_Set problem:_
Copy the part of the listing that opens with the line containing "560, 155, 562]" and closes with the line containing "283, 595, 300]", including both of those lines, character for character.

================================

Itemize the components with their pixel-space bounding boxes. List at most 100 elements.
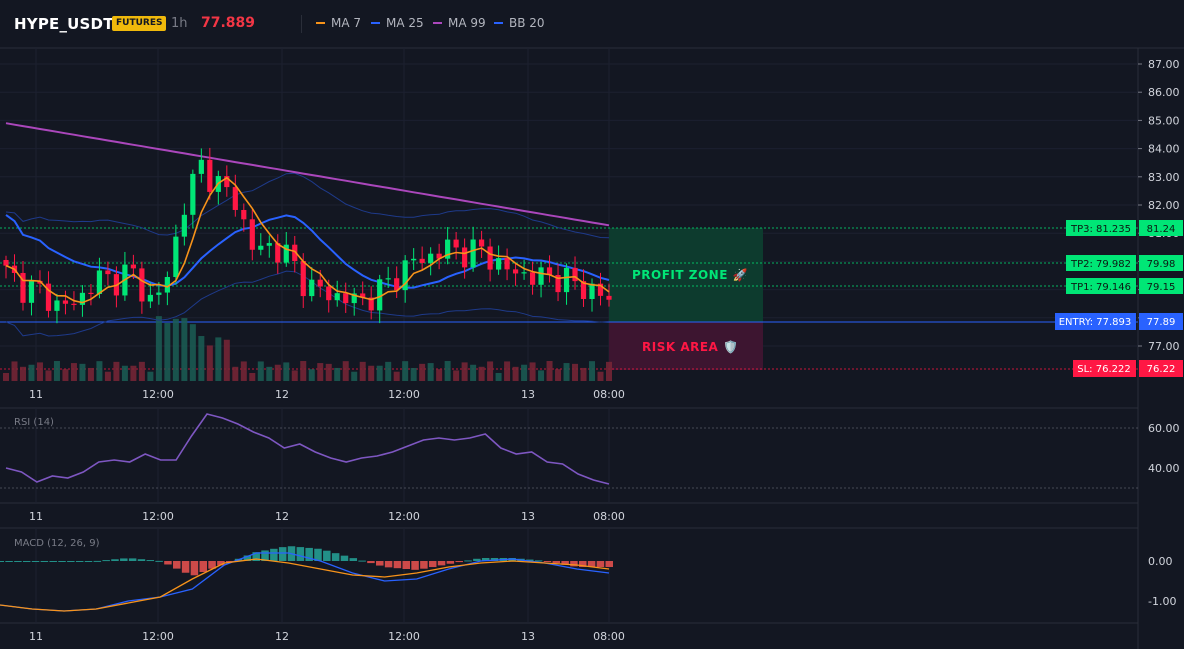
macd-histogram-bar	[146, 560, 155, 562]
ma99-swatch-icon	[433, 22, 442, 24]
bb20-swatch-icon	[494, 22, 503, 24]
volume-bar	[266, 366, 273, 381]
time-tick-label: 12:00	[388, 510, 420, 523]
tp1-label[interactable]: TP1: 79.146 79.15	[1066, 278, 1183, 294]
volume-bar	[3, 373, 9, 381]
macd-histogram-bar	[358, 560, 366, 562]
candle-body	[436, 253, 442, 259]
macd-histogram-bar	[464, 560, 472, 562]
price-tick-label: 84.00	[1148, 143, 1180, 156]
rsi-title: RSI (14)	[14, 417, 54, 428]
volume-bar	[36, 362, 43, 381]
volume-bar	[597, 371, 604, 381]
candle-body	[3, 259, 9, 266]
volume-bar	[351, 371, 358, 381]
volume-bar	[181, 318, 188, 381]
volume-bar	[147, 371, 154, 381]
macd-histogram-bar	[243, 555, 252, 561]
candle-body	[105, 270, 111, 275]
entry-axis-value: 77.89	[1147, 317, 1176, 328]
bb-upper-band	[5, 172, 610, 239]
legend-ma99[interactable]: MA 99	[433, 16, 486, 30]
time-tick-label: 12:00	[142, 630, 174, 643]
candle-body	[351, 293, 357, 304]
legend-ma25-label: MA 25	[386, 16, 424, 30]
volume-bar	[334, 367, 341, 381]
macd-histogram-bar	[31, 561, 40, 562]
macd-histogram-bar	[199, 561, 207, 572]
volume-bar	[164, 322, 171, 381]
volume-bar	[444, 361, 451, 381]
volume-bar	[487, 361, 494, 381]
candle-body	[589, 283, 595, 300]
time-axes[interactable]: 11 12:00 12 12:00 13 08:00 11 12:00 12 12:00 13 08:…	[29, 388, 625, 643]
macd-title: MACD (12, 26, 9)	[14, 538, 100, 549]
legend-ma25[interactable]: MA 25	[371, 16, 424, 30]
volume-bar	[342, 361, 349, 381]
volume-bar	[453, 370, 460, 381]
macd-histogram-bar	[579, 561, 587, 567]
timeframe-selector[interactable]: 1h	[171, 16, 188, 31]
volume-bar	[189, 324, 196, 381]
candle-body	[139, 268, 145, 302]
tp2-axis-value: 79.98	[1147, 259, 1176, 270]
grid-lines	[0, 48, 1138, 623]
sl-axis-value: 76.22	[1147, 364, 1176, 375]
macd-histogram-bar	[128, 558, 137, 561]
time-tick-label: 11	[29, 630, 43, 643]
time-tick-label: 08:00	[593, 630, 625, 643]
macd-histogram-bar	[340, 555, 349, 561]
macd-histogram-bar	[570, 561, 578, 567]
candle-body	[411, 258, 417, 261]
macd-histogram-bar	[93, 560, 102, 562]
entry-label[interactable]: ENTRY: 77.893 77.89	[1055, 313, 1183, 330]
volume-bar	[461, 362, 468, 381]
volume-bar	[70, 363, 77, 381]
volume-bar	[325, 363, 332, 381]
symbol-name[interactable]: HYPE_USDT	[14, 15, 114, 33]
macd-histogram-bar	[296, 547, 305, 561]
macd-histogram-bar	[446, 561, 455, 564]
sl-label[interactable]: SL: 76.222 76.22	[1073, 360, 1183, 377]
time-tick-label: 12:00	[388, 388, 420, 401]
legend-ma7[interactable]: MA 7	[316, 16, 361, 30]
price-tick-label: 87.00	[1148, 58, 1180, 71]
legend-ma7-label: MA 7	[331, 16, 362, 30]
price-tick-label: 86.00	[1148, 86, 1180, 99]
candle-body	[521, 272, 527, 274]
candle-body	[419, 258, 425, 263]
macd-histogram-bar	[67, 561, 75, 562]
volume-bar	[300, 361, 307, 381]
profit-zone[interactable]	[609, 228, 763, 322]
candle-body	[156, 292, 162, 295]
time-tick-label: 12	[275, 388, 289, 401]
profit-zone-label: PROFIT ZONE 🚀	[632, 268, 748, 282]
tp3-label-text: TP3: 81.235	[1070, 224, 1131, 235]
volume-bar	[138, 361, 145, 381]
volume-bar	[283, 362, 290, 381]
macd-histogram-bar	[420, 561, 428, 569]
volume-bar	[87, 367, 94, 381]
sl-label-text: SL: 76.222	[1077, 364, 1130, 375]
candle-body	[71, 303, 77, 305]
time-tick-label: 11	[29, 388, 43, 401]
volume-bar	[555, 369, 562, 381]
price-axis[interactable]: 87.0086.0085.0084.0083.0082.0081.0080.00…	[1138, 58, 1180, 353]
volume-bar	[45, 370, 52, 381]
volume-bar	[172, 318, 179, 381]
candle-body	[360, 293, 366, 298]
legend-bb20[interactable]: BB 20	[494, 16, 545, 30]
volume-bar	[79, 363, 86, 381]
tp2-label-text: TP2: 79.982	[1070, 259, 1131, 270]
risk-zone[interactable]	[609, 322, 763, 370]
tp3-label[interactable]: TP3: 81.235 81.24	[1066, 220, 1183, 236]
volume-bar	[291, 370, 298, 381]
volume-bar	[606, 361, 612, 381]
tp2-label[interactable]: TP2: 79.982 79.98	[1066, 255, 1183, 271]
candle-body	[470, 239, 476, 268]
candle-body	[597, 283, 604, 296]
candle-body	[377, 279, 383, 311]
candle-body	[275, 243, 281, 263]
candle-body	[45, 283, 52, 311]
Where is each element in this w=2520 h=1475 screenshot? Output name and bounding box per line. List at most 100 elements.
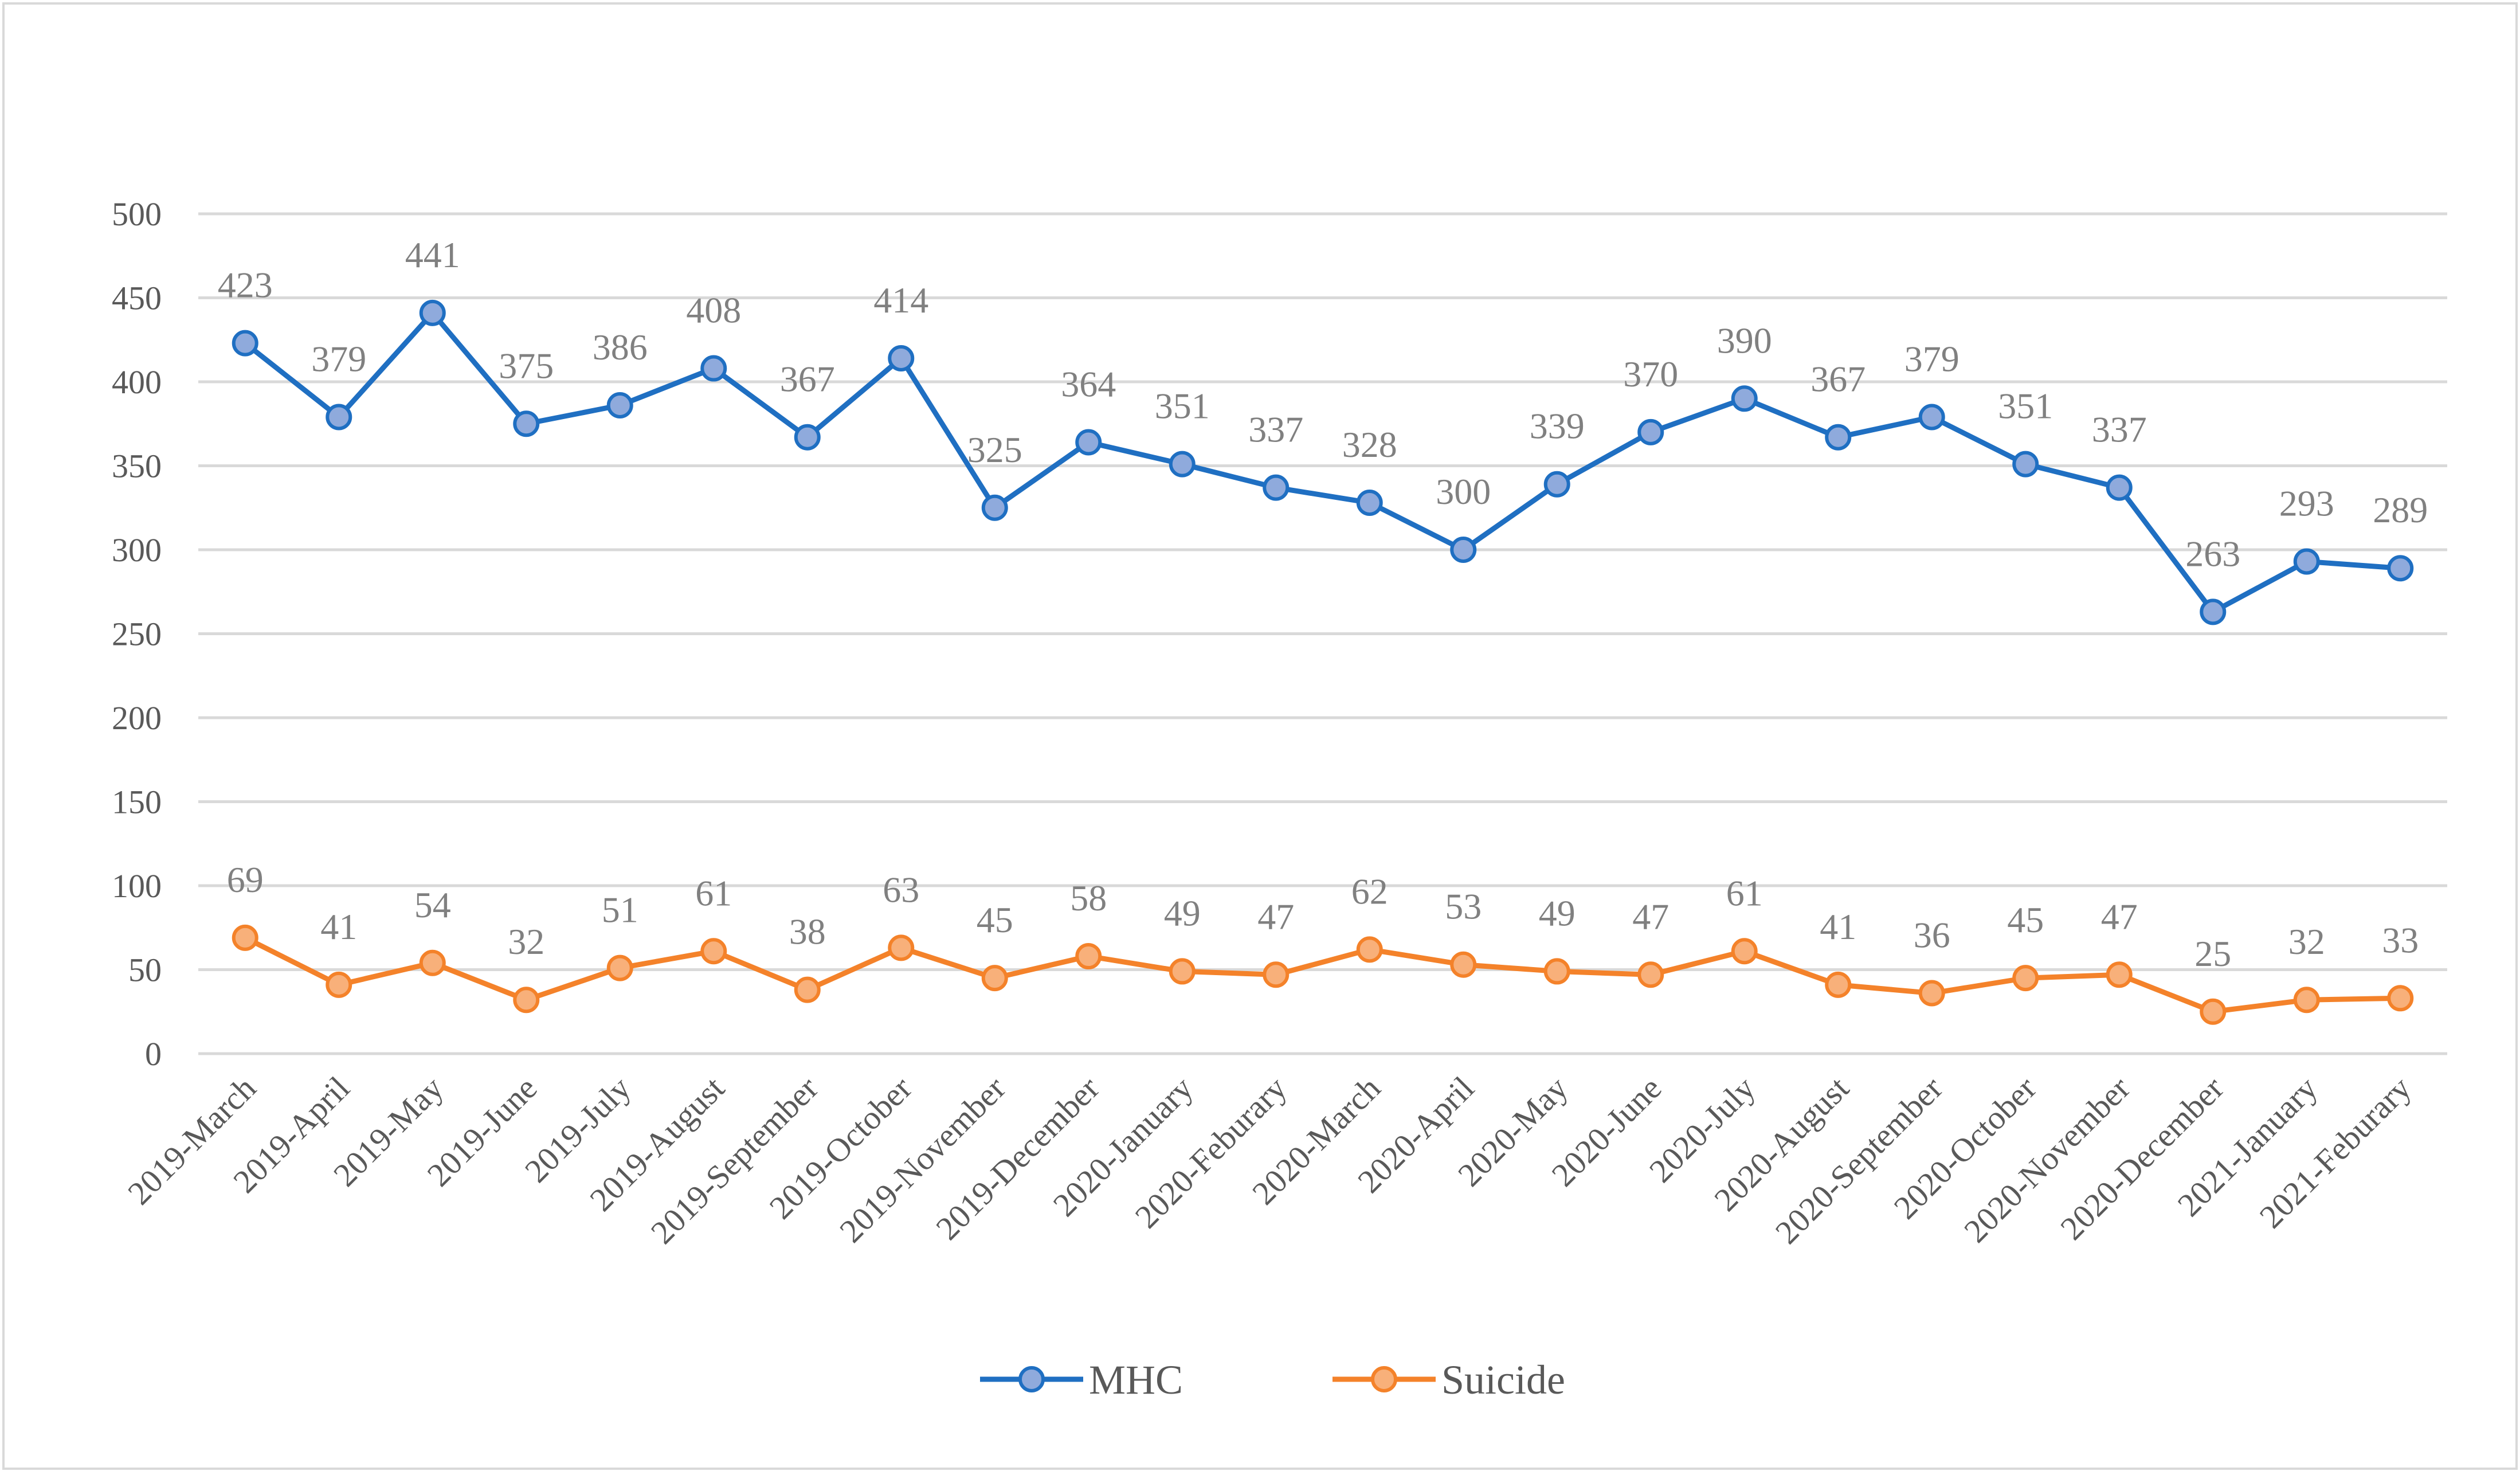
y-tick-label-50: 50 xyxy=(128,952,162,989)
data-label-suicide-22: 25 xyxy=(2194,933,2231,974)
data-point-mhc-6 xyxy=(700,355,727,382)
data-point-suicide-18 xyxy=(1825,971,1852,998)
data-label-suicide-1: 69 xyxy=(227,859,264,900)
data-point-mhc-23 xyxy=(2293,548,2320,575)
data-point-mhc-22 xyxy=(2200,598,2227,625)
data-label-suicide-14: 53 xyxy=(1445,886,1482,927)
data-label-mhc-13: 328 xyxy=(1342,424,1397,465)
data-point-suicide-6 xyxy=(700,938,727,965)
data-point-mhc-18 xyxy=(1825,424,1852,451)
data-label-mhc-21: 337 xyxy=(2092,409,2147,450)
legend-label-mhc: MHC xyxy=(1089,1357,1183,1403)
data-point-mhc-5 xyxy=(606,392,633,419)
data-label-mhc-20: 351 xyxy=(1998,386,2053,427)
data-point-mhc-15 xyxy=(1543,471,1570,498)
data-label-mhc-17: 390 xyxy=(1717,320,1772,361)
data-label-suicide-20: 45 xyxy=(2007,899,2044,940)
data-point-suicide-7 xyxy=(794,976,821,1003)
data-point-suicide-11 xyxy=(1169,958,1196,985)
data-label-suicide-17: 61 xyxy=(1726,873,1763,913)
data-label-mhc-14: 300 xyxy=(1436,471,1491,512)
gridlines xyxy=(198,212,2447,1055)
data-point-mhc-2 xyxy=(326,404,352,431)
data-point-mhc-12 xyxy=(1263,474,1290,501)
data-point-mhc-17 xyxy=(1731,385,1758,412)
y-tick-label-500: 500 xyxy=(112,195,162,233)
data-label-suicide-10: 58 xyxy=(1070,878,1107,918)
data-point-suicide-3 xyxy=(419,949,446,976)
data-label-suicide-18: 41 xyxy=(1820,906,1856,947)
data-label-mhc-23: 293 xyxy=(2279,483,2334,524)
data-label-mhc-3: 441 xyxy=(405,234,460,275)
data-label-mhc-4: 375 xyxy=(499,345,554,386)
data-label-suicide-3: 54 xyxy=(414,885,451,925)
legend: MHC Suicide xyxy=(980,1357,1565,1403)
data-label-suicide-5: 51 xyxy=(602,890,638,930)
data-point-suicide-19 xyxy=(1918,980,1945,1007)
data-label-suicide-21: 47 xyxy=(2101,896,2138,937)
data-point-mhc-13 xyxy=(1356,489,1383,516)
data-point-suicide-10 xyxy=(1075,943,1102,970)
data-point-mhc-3 xyxy=(419,299,446,326)
data-label-mhc-1: 423 xyxy=(218,265,273,306)
data-label-suicide-19: 36 xyxy=(1914,915,1950,956)
data-label-mhc-12: 337 xyxy=(1248,409,1303,450)
data-label-suicide-11: 49 xyxy=(1164,893,1201,933)
data-label-suicide-9: 45 xyxy=(977,899,1013,940)
data-point-mhc-7 xyxy=(794,424,821,451)
data-label-mhc-6: 408 xyxy=(686,290,741,331)
data-point-suicide-23 xyxy=(2293,987,2320,1014)
y-tick-label-200: 200 xyxy=(112,699,162,737)
data-point-suicide-24 xyxy=(2387,985,2414,1012)
legend-item-mhc: MHC xyxy=(980,1357,1183,1403)
data-label-mhc-8: 414 xyxy=(873,280,928,320)
data-point-suicide-14 xyxy=(1450,951,1477,978)
data-label-suicide-2: 41 xyxy=(320,906,357,947)
y-axis-ticks: 0 50 100 150 200 250 300 350 400 450 500 xyxy=(112,195,162,1073)
data-label-mhc-10: 364 xyxy=(1061,363,1116,404)
series-layer xyxy=(232,299,2414,1025)
y-tick-label-150: 150 xyxy=(112,784,162,821)
data-point-mhc-20 xyxy=(2012,451,2039,478)
data-point-mhc-11 xyxy=(1169,451,1196,478)
data-label-suicide-4: 32 xyxy=(508,921,544,962)
data-label-mhc-24: 289 xyxy=(2373,490,2428,530)
data-point-suicide-15 xyxy=(1543,958,1570,985)
y-tick-label-300: 300 xyxy=(112,531,162,569)
data-label-suicide-13: 62 xyxy=(1351,871,1388,911)
y-tick-label-400: 400 xyxy=(112,363,162,401)
data-point-mhc-1 xyxy=(232,330,258,357)
data-point-suicide-12 xyxy=(1263,961,1290,988)
data-point-suicide-20 xyxy=(2012,965,2039,992)
data-label-suicide-24: 33 xyxy=(2382,920,2419,960)
data-label-suicide-23: 32 xyxy=(2288,921,2325,962)
data-point-suicide-9 xyxy=(981,965,1008,992)
series-line-suicide xyxy=(242,935,2403,1015)
data-label-mhc-5: 386 xyxy=(593,327,648,367)
data-point-suicide-21 xyxy=(2106,961,2133,988)
data-point-suicide-8 xyxy=(888,934,915,961)
data-point-mhc-24 xyxy=(2387,555,2414,582)
data-label-mhc-19: 379 xyxy=(1904,339,1959,379)
data-label-suicide-7: 38 xyxy=(789,911,826,952)
data-label-mhc-16: 370 xyxy=(1623,354,1678,394)
data-label-mhc-18: 367 xyxy=(1810,359,1865,400)
data-label-mhc-2: 379 xyxy=(311,339,366,379)
data-label-suicide-16: 47 xyxy=(1632,896,1669,937)
data-point-mhc-9 xyxy=(981,494,1008,521)
data-point-mhc-14 xyxy=(1450,537,1477,563)
legend-item-suicide: Suicide xyxy=(1332,1357,1565,1403)
y-tick-label-350: 350 xyxy=(112,448,162,485)
y-tick-label-450: 450 xyxy=(112,280,162,317)
data-point-suicide-4 xyxy=(513,987,540,1014)
legend-marker-mhc xyxy=(1018,1366,1045,1392)
data-label-suicide-12: 47 xyxy=(1257,896,1294,937)
data-point-mhc-4 xyxy=(513,410,540,437)
y-tick-label-0: 0 xyxy=(145,1035,162,1073)
data-label-mhc-9: 325 xyxy=(967,429,1022,470)
data-point-suicide-17 xyxy=(1731,938,1758,965)
data-point-mhc-16 xyxy=(1637,418,1664,445)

================================

_Result of the task:_
macd-histogram-bar	[146, 560, 155, 562]
ma99-swatch-icon	[433, 22, 442, 24]
bb20-swatch-icon	[494, 22, 503, 24]
volume-bar	[266, 366, 273, 381]
time-tick-label: 12:00	[388, 510, 420, 523]
tp1-label[interactable]: TP1: 79.146 79.15	[1066, 278, 1183, 294]
volume-bar	[3, 373, 9, 381]
macd-histogram-bar	[358, 560, 366, 562]
candle-body	[436, 253, 442, 259]
macd-histogram-bar	[464, 560, 472, 562]
price-tick-label: 84.00	[1148, 143, 1180, 156]
rsi-title: RSI (14)	[14, 417, 54, 428]
volume-bar	[36, 362, 43, 381]
volume-bar	[597, 371, 604, 381]
candle-body	[3, 259, 9, 266]
volume-bar	[351, 371, 358, 381]
volume-bar	[181, 318, 188, 381]
volume-bar	[147, 371, 154, 381]
macd-histogram-bar	[243, 555, 252, 561]
candle-body	[105, 270, 111, 275]
entry-axis-value: 77.89	[1147, 317, 1176, 328]
bb-upper-band	[5, 172, 610, 239]
legend-ma99[interactable]: MA 99	[433, 16, 486, 30]
time-tick-label: 12:00	[142, 630, 174, 643]
candle-body	[351, 293, 357, 304]
legend-ma25-label: MA 25	[386, 16, 424, 30]
volume-bar	[334, 367, 341, 381]
macd-histogram-bar	[31, 561, 40, 562]
macd-histogram-bar	[199, 561, 207, 572]
volume-bar	[164, 322, 171, 381]
volume-bar	[444, 361, 451, 381]
volume-bar	[487, 361, 494, 381]
candle-body	[589, 283, 595, 300]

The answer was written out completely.